# Instructions for the task:
Determine how many lines of the entries contain "sine". Reply with that number alone.

# Supplied records:
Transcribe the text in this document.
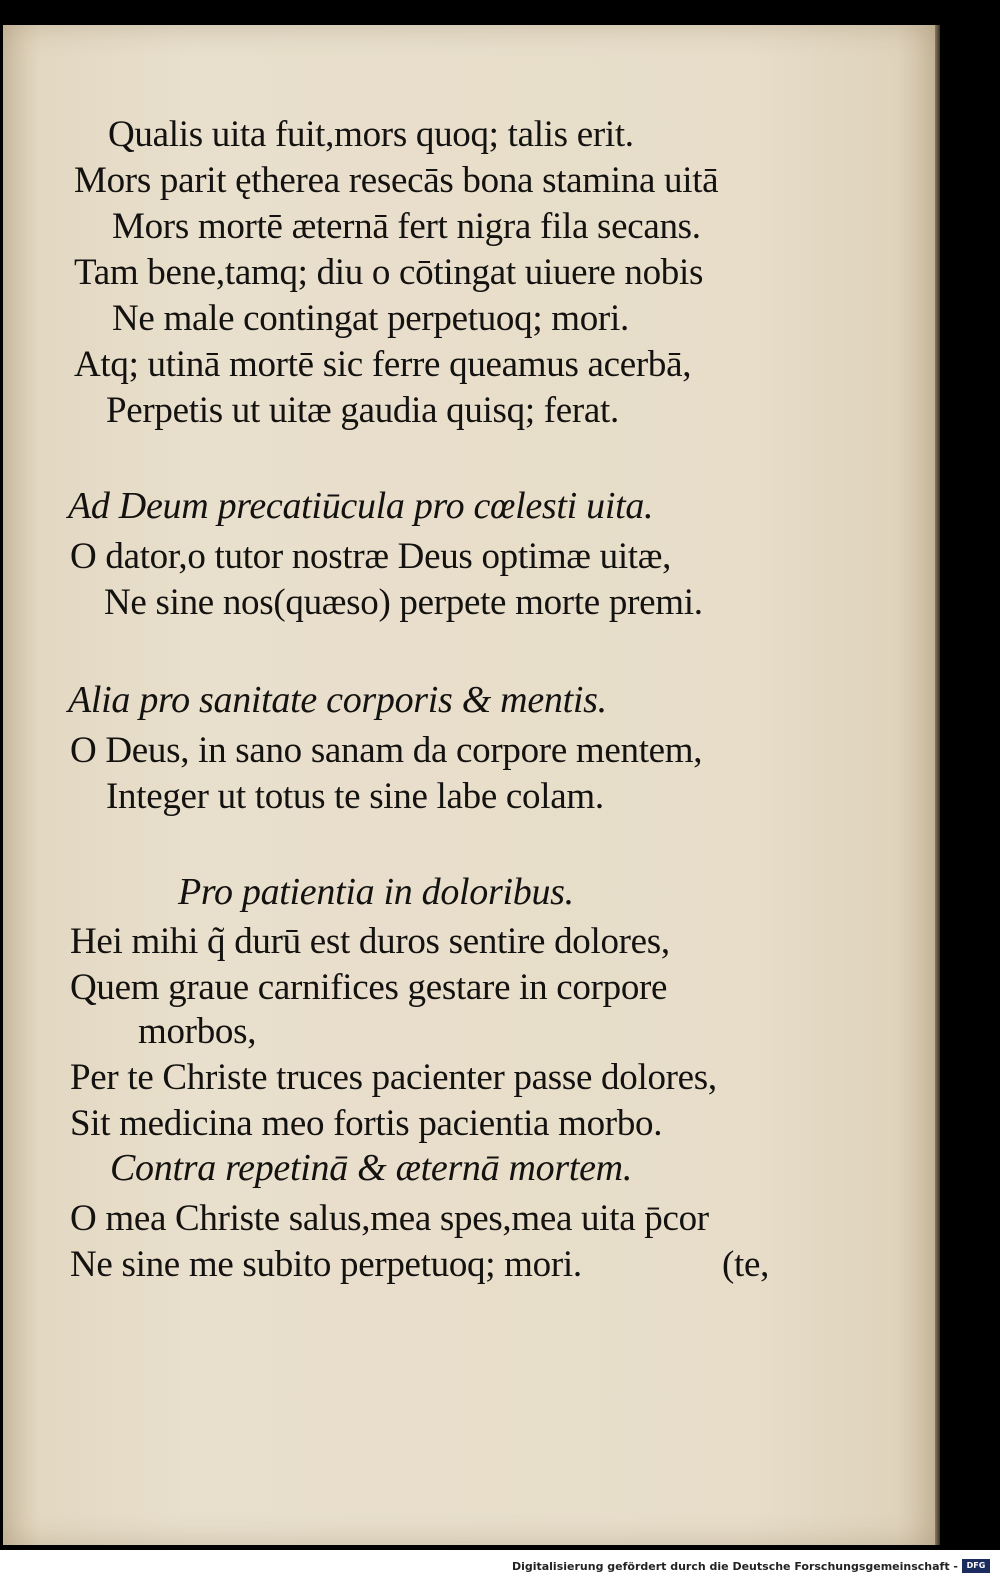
Qualis uita fuit,mors quoq; talis erit.
Mors parit ętherea resecās bona stamina uitā
Mors mortē æternā fert nigra fila secans.
Tam bene,tamq; diu o cōtingat uiuere nobis
Ne male contingat perpetuoq; mori.
Atq; utinā mortē sic ferre queamus acerbā,
Perpetis ut uitæ gaudia quisq; ferat.
Ad Deum precatiūcula pro cœlesti uita.
O dator,o tutor nostræ Deus optimæ uitæ,
Ne sine nos(quæso) perpete morte premi.
Alia pro sanitate corporis & mentis.
O Deus, in sano sanam da corpore mentem,
Integer ut totus te sine labe colam.
Pro patientia in doloribus.
Hei mihi q̃ durū est duros sentire dolores,
Quem graue carnifices gestare in corpore
morbos,
Per te Christe truces pacienter passe dolores,
Sit medicina meo fortis pacientia morbo.
Contra repetinā & æternā mortem.
O mea Christe salus,mea spes,mea uita p̄cor
Ne sine me subito perpetuoq; mori.	(te,
Digitalisierung gefördert durch die Deutsche Forschungsgemeinschaft -	DFG
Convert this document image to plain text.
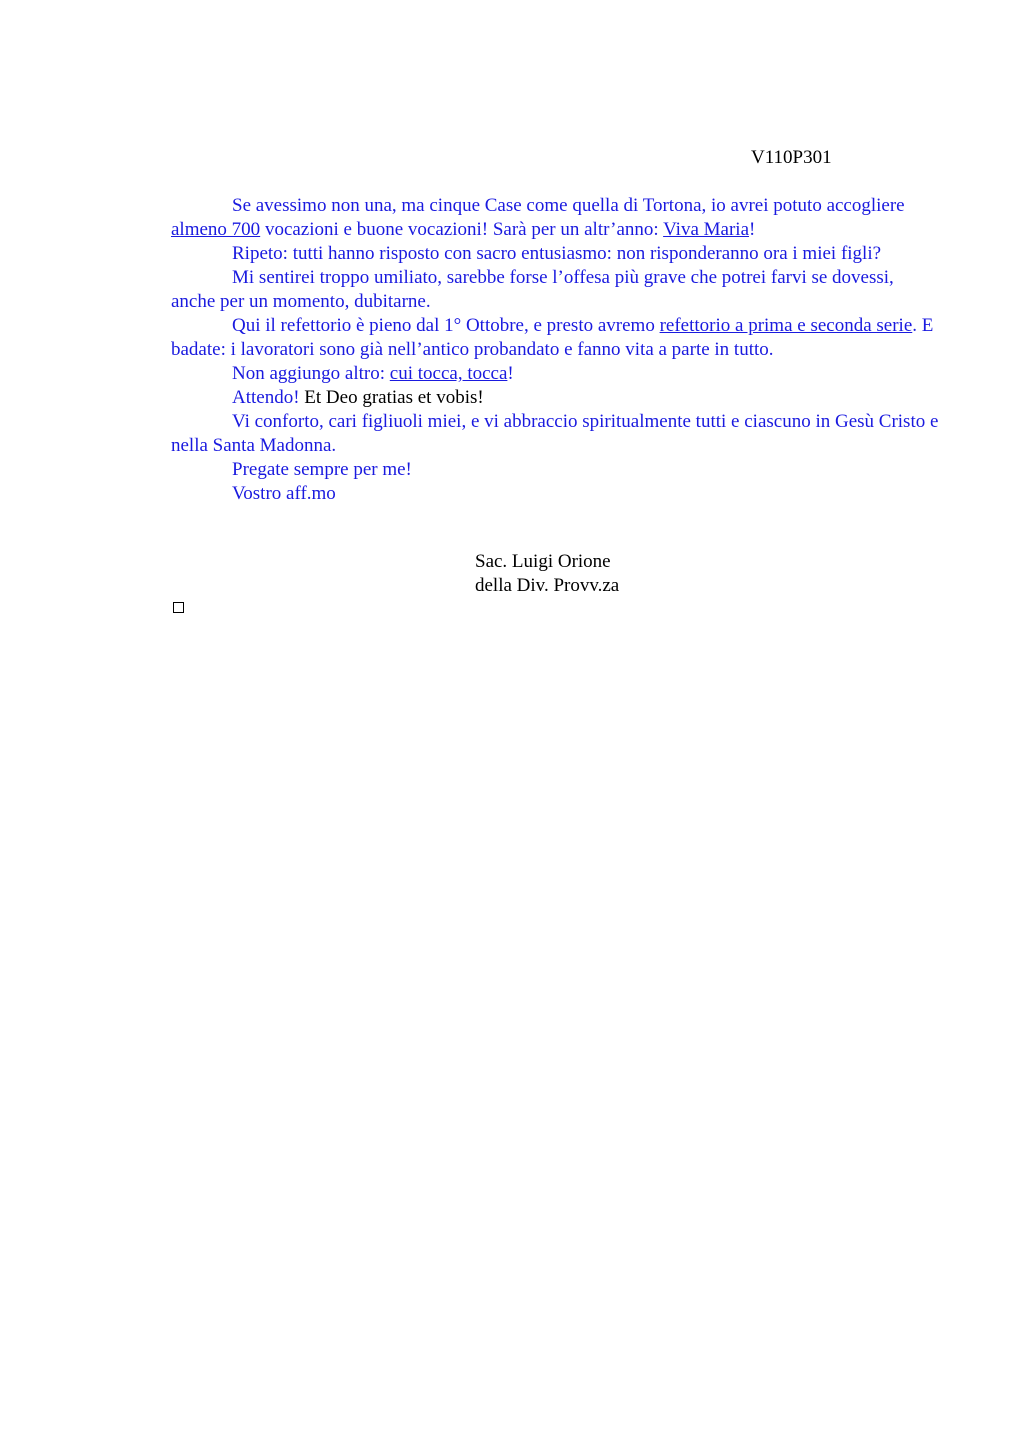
V110P301

Se avessimo non una, ma cinque Case come quella di Tortona, io avrei potuto accogliere almeno 700 vocazioni e buone vocazioni! Sarà per un altr’anno: Viva Maria!

Ripeto: tutti hanno risposto con sacro entusiasmo: non risponderanno ora i miei figli?

Mi sentirei troppo umiliato, sarebbe forse l’offesa più grave che potrei farvi se dovessi, anche per un momento, dubitarne.

Qui il refettorio è pieno dal 1° Ottobre, e presto avremo refettorio a prima e seconda serie. E badate: i lavoratori sono già nell’antico probandato e fanno vita a parte in tutto.

Non aggiungo altro: cui tocca, tocca!

Attendo! Et Deo gratias et vobis!

Vi conforto, cari figliuoli miei, e vi abbraccio spiritualmente tutti e ciascuno in Gesù Cristo e nella Santa Madonna.

Pregate sempre per me!

Vostro aff.mo

Sac. Luigi Orione
della Div. Provv.za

# Task answer:
3